* [WRITTEN EXERCISE] Keep the wording of each record exactly the same when you repeat it, and leave out pictures.

* [RECORD EXTRACTS]
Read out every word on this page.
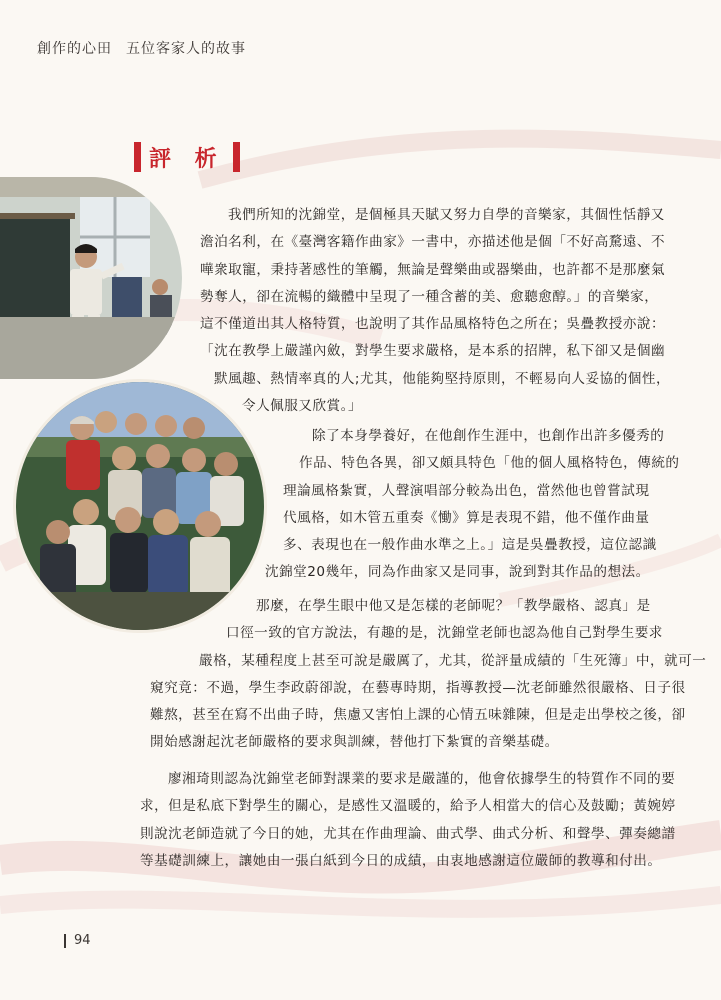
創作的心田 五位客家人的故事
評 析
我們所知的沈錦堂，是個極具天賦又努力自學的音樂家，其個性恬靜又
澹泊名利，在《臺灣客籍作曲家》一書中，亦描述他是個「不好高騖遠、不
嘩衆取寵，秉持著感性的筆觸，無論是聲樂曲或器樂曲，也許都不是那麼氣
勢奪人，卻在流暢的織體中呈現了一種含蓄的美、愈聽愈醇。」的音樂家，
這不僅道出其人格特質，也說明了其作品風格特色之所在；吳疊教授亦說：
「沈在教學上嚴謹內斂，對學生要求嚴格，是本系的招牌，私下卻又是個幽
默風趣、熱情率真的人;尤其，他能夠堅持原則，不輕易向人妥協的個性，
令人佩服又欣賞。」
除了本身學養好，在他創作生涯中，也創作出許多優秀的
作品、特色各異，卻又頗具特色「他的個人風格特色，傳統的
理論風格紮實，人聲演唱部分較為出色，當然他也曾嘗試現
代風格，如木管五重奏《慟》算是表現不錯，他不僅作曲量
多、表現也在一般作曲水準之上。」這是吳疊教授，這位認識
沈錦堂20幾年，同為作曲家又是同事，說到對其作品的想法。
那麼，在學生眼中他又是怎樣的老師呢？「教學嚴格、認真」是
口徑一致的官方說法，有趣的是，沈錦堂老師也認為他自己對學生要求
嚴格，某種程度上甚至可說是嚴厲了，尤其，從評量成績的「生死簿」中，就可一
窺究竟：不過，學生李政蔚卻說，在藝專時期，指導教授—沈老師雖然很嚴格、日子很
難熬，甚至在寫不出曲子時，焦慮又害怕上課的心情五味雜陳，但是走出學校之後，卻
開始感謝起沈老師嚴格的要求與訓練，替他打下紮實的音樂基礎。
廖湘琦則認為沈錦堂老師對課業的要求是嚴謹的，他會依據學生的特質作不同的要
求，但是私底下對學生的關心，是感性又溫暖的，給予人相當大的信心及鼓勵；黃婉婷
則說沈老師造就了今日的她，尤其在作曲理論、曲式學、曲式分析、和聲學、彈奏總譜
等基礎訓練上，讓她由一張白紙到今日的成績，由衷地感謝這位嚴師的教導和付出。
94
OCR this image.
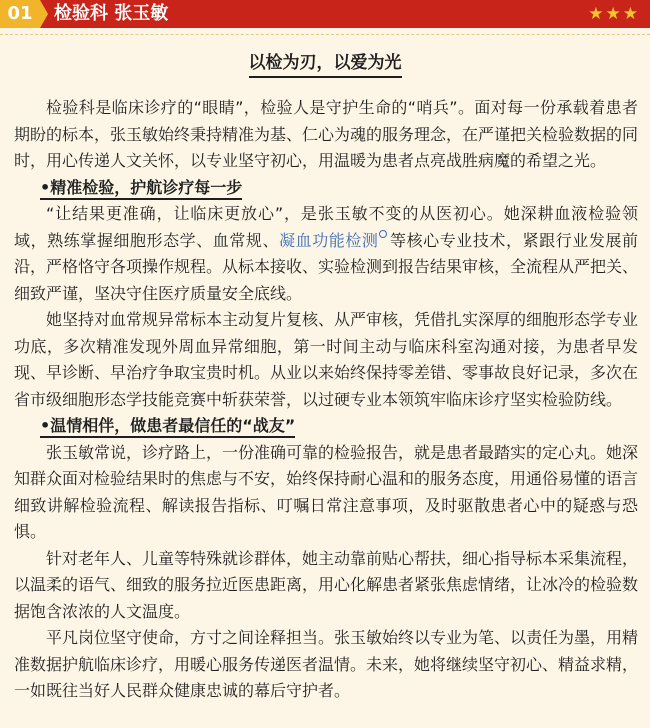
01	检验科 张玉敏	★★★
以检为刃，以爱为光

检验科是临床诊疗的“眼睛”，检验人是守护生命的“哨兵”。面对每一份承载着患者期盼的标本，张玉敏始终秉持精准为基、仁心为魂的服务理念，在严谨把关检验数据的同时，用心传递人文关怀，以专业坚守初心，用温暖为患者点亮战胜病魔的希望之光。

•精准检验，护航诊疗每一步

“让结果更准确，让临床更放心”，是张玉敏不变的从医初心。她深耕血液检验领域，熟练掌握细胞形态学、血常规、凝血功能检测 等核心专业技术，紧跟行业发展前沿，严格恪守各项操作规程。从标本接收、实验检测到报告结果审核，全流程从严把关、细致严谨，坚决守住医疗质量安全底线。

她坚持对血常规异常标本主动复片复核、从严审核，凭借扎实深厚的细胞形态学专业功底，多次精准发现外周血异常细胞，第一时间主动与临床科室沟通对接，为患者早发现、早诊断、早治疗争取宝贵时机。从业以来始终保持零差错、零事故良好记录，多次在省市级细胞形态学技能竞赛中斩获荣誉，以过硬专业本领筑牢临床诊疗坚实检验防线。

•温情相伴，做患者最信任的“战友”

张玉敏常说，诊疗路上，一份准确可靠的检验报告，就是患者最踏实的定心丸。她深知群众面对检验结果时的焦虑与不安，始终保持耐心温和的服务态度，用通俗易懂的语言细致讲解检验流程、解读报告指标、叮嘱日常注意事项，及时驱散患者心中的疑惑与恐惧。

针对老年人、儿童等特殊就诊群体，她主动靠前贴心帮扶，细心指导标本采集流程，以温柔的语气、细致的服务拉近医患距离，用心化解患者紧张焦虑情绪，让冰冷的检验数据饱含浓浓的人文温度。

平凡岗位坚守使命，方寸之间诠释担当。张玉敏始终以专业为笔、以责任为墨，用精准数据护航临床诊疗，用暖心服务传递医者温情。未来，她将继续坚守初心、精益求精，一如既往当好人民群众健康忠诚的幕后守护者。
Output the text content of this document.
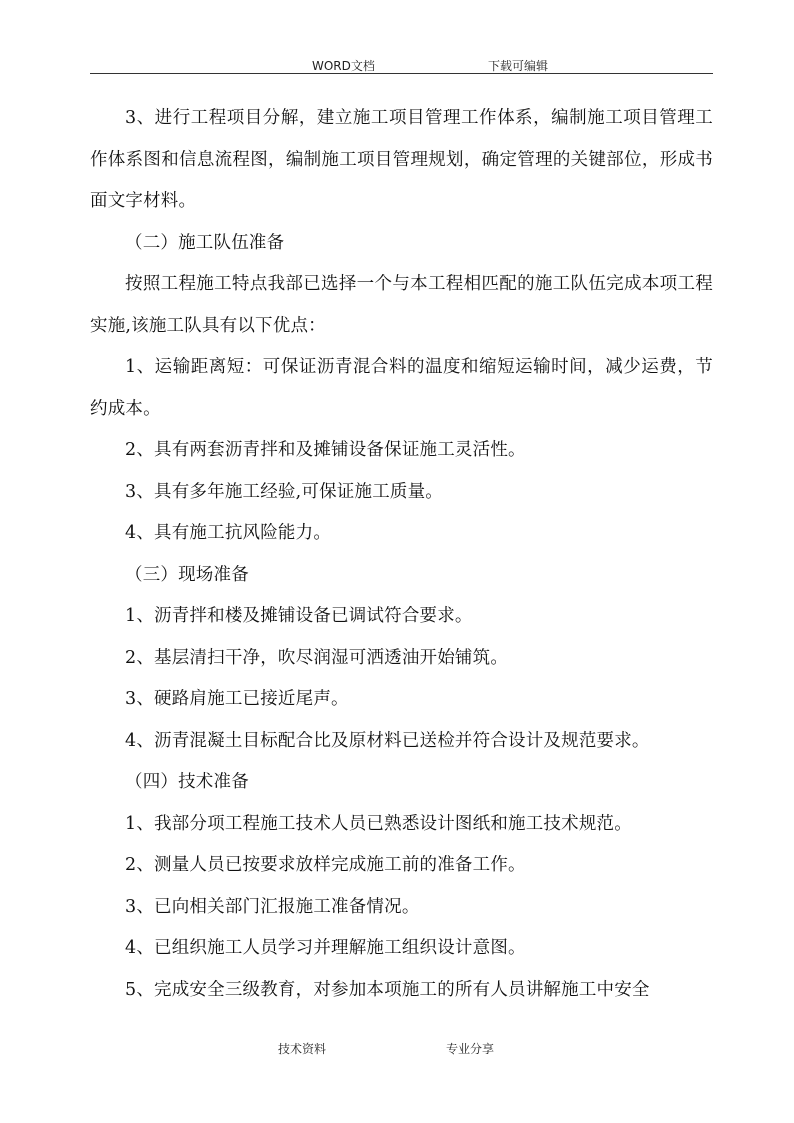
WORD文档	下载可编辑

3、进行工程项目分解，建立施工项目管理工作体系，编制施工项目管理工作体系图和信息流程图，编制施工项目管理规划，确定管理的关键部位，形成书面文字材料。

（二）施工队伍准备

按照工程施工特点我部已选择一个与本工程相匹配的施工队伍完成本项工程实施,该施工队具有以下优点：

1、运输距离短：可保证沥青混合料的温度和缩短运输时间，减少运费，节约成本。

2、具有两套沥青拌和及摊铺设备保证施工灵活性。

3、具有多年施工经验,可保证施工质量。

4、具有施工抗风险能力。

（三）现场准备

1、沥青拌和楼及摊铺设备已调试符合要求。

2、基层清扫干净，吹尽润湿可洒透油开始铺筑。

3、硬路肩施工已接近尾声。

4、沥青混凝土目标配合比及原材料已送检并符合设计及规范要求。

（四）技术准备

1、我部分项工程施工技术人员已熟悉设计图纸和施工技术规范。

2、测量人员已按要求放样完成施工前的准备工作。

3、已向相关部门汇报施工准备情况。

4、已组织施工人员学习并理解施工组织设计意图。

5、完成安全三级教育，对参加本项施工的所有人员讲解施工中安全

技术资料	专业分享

* [FINISHED EXERCISE]
Read out every word on this page.
創作的心田 五位客家人的故事
評 析
我們所知的沈錦堂，是個極具天賦又努力自學的音樂家，其個性恬靜又
澹泊名利，在《臺灣客籍作曲家》一書中，亦描述他是個「不好高騖遠、不
嘩衆取寵，秉持著感性的筆觸，無論是聲樂曲或器樂曲，也許都不是那麼氣
勢奪人，卻在流暢的織體中呈現了一種含蓄的美、愈聽愈醇。」的音樂家，
這不僅道出其人格特質，也說明了其作品風格特色之所在；吳疊教授亦說：
「沈在教學上嚴謹內斂，對學生要求嚴格，是本系的招牌，私下卻又是個幽
默風趣、熱情率真的人;尤其，他能夠堅持原則，不輕易向人妥協的個性，
令人佩服又欣賞。」
除了本身學養好，在他創作生涯中，也創作出許多優秀的
作品、特色各異，卻又頗具特色「他的個人風格特色，傳統的
理論風格紮實，人聲演唱部分較為出色，當然他也曾嘗試現
代風格，如木管五重奏《慟》算是表現不錯，他不僅作曲量
多、表現也在一般作曲水準之上。」這是吳疊教授，這位認識
沈錦堂20幾年，同為作曲家又是同事，說到對其作品的想法。
那麼，在學生眼中他又是怎樣的老師呢？「教學嚴格、認真」是
口徑一致的官方說法，有趣的是，沈錦堂老師也認為他自己對學生要求
嚴格，某種程度上甚至可說是嚴厲了，尤其，從評量成績的「生死簿」中，就可一
窺究竟：不過，學生李政蔚卻說，在藝專時期，指導教授—沈老師雖然很嚴格、日子很
難熬，甚至在寫不出曲子時，焦慮又害怕上課的心情五味雜陳，但是走出學校之後，卻
開始感謝起沈老師嚴格的要求與訓練，替他打下紮實的音樂基礎。
廖湘琦則認為沈錦堂老師對課業的要求是嚴謹的，他會依據學生的特質作不同的要
求，但是私底下對學生的關心，是感性又溫暖的，給予人相當大的信心及鼓勵；黃婉婷
則說沈老師造就了今日的她，尤其在作曲理論、曲式學、曲式分析、和聲學、彈奏總譜
等基礎訓練上，讓她由一張白紙到今日的成績，由衷地感謝這位嚴師的教導和付出。
94
OCR this image.
01	检验科 张玉敏	★★★
以检为刃，以爱为光

检验科是临床诊疗的“眼睛”，检验人是守护生命的“哨兵”。面对每一份承载着患者期盼的标本，张玉敏始终秉持精准为基、仁心为魂的服务理念，在严谨把关检验数据的同时，用心传递人文关怀，以专业坚守初心，用温暖为患者点亮战胜病魔的希望之光。

•精准检验，护航诊疗每一步

“让结果更准确，让临床更放心”，是张玉敏不变的从医初心。她深耕血液检验领域，熟练掌握细胞形态学、血常规、凝血功能检测 等核心专业技术，紧跟行业发展前沿，严格恪守各项操作规程。从标本接收、实验检测到报告结果审核，全流程从严把关、细致严谨，坚决守住医疗质量安全底线。

她坚持对血常规异常标本主动复片复核、从严审核，凭借扎实深厚的细胞形态学专业功底，多次精准发现外周血异常细胞，第一时间主动与临床科室沟通对接，为患者早发现、早诊断、早治疗争取宝贵时机。从业以来始终保持零差错、零事故良好记录，多次在省市级细胞形态学技能竞赛中斩获荣誉，以过硬专业本领筑牢临床诊疗坚实检验防线。

•温情相伴，做患者最信任的“战友”

张玉敏常说，诊疗路上，一份准确可靠的检验报告，就是患者最踏实的定心丸。她深知群众面对检验结果时的焦虑与不安，始终保持耐心温和的服务态度，用通俗易懂的语言细致讲解检验流程、解读报告指标、叮嘱日常注意事项，及时驱散患者心中的疑惑与恐惧。

针对老年人、儿童等特殊就诊群体，她主动靠前贴心帮扶，细心指导标本采集流程，以温柔的语气、细致的服务拉近医患距离，用心化解患者紧张焦虑情绪，让冰冷的检验数据饱含浓浓的人文温度。

平凡岗位坚守使命，方寸之间诠释担当。张玉敏始终以专业为笔、以责任为墨，用精准数据护航临床诊疗，用暖心服务传递医者温情。未来，她将继续坚守初心、精益求精，一如既往当好人民群众健康忠诚的幕后守护者。
Output the text content of this document.
WORD文档	下载可编辑

3、进行工程项目分解，建立施工项目管理工作体系，编制施工项目管理工作体系图和信息流程图，编制施工项目管理规划，确定管理的关键部位，形成书面文字材料。

（二）施工队伍准备

按照工程施工特点我部已选择一个与本工程相匹配的施工队伍完成本项工程实施,该施工队具有以下优点：

1、运输距离短：可保证沥青混合料的温度和缩短运输时间，减少运费，节约成本。

2、具有两套沥青拌和及摊铺设备保证施工灵活性。

3、具有多年施工经验,可保证施工质量。

4、具有施工抗风险能力。

（三）现场准备

1、沥青拌和楼及摊铺设备已调试符合要求。

2、基层清扫干净，吹尽润湿可洒透油开始铺筑。

3、硬路肩施工已接近尾声。

4、沥青混凝土目标配合比及原材料已送检并符合设计及规范要求。

（四）技术准备

1、我部分项工程施工技术人员已熟悉设计图纸和施工技术规范。

2、测量人员已按要求放样完成施工前的准备工作。

3、已向相关部门汇报施工准备情况。

4、已组织施工人员学习并理解施工组织设计意图。

5、完成安全三级教育，对参加本项施工的所有人员讲解施工中安全

技术资料	专业分享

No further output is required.